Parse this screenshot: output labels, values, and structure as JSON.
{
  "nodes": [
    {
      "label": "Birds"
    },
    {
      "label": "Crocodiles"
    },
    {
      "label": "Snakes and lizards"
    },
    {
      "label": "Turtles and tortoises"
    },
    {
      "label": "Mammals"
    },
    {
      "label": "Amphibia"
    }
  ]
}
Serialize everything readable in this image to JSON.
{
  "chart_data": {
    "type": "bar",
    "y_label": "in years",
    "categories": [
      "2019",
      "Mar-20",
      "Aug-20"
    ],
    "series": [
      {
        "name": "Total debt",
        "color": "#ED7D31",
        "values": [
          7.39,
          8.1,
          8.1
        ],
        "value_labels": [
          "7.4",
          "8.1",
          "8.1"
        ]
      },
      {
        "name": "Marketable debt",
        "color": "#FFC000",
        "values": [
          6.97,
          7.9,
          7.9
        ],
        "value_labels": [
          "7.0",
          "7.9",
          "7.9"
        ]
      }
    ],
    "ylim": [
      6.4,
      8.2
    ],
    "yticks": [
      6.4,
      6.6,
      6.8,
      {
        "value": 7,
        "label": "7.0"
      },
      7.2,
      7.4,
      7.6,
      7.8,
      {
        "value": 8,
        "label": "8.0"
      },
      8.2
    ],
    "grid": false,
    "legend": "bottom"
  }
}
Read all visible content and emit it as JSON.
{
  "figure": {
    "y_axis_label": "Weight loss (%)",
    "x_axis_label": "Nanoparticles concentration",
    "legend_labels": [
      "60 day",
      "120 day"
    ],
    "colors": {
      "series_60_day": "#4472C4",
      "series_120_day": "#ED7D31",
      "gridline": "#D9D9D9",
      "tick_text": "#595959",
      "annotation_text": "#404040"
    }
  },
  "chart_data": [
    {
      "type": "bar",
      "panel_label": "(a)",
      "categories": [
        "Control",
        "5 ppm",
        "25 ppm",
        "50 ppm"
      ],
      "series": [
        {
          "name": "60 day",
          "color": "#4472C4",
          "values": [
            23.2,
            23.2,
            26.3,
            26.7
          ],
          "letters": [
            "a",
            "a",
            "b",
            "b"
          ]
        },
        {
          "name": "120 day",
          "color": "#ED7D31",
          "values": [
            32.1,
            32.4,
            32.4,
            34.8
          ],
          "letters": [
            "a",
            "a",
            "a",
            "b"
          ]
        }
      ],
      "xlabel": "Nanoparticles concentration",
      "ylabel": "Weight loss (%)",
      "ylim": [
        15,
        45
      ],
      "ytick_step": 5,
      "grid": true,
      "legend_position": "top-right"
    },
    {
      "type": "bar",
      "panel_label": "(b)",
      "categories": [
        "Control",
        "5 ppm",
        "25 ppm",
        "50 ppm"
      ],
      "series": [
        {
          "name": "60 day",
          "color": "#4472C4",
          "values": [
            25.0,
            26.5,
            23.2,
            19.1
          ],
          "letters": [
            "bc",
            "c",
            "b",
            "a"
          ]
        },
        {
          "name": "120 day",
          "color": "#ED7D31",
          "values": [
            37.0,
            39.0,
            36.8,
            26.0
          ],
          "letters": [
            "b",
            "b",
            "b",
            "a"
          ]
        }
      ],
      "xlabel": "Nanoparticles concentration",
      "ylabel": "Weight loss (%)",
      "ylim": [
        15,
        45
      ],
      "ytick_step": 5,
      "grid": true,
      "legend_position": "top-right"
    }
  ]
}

§ Task directions: Check each line of the entries for the string "debt". Copy the lines that have it.

§ Task result:
        "name": "Total debt",
        "name": "Marketable debt",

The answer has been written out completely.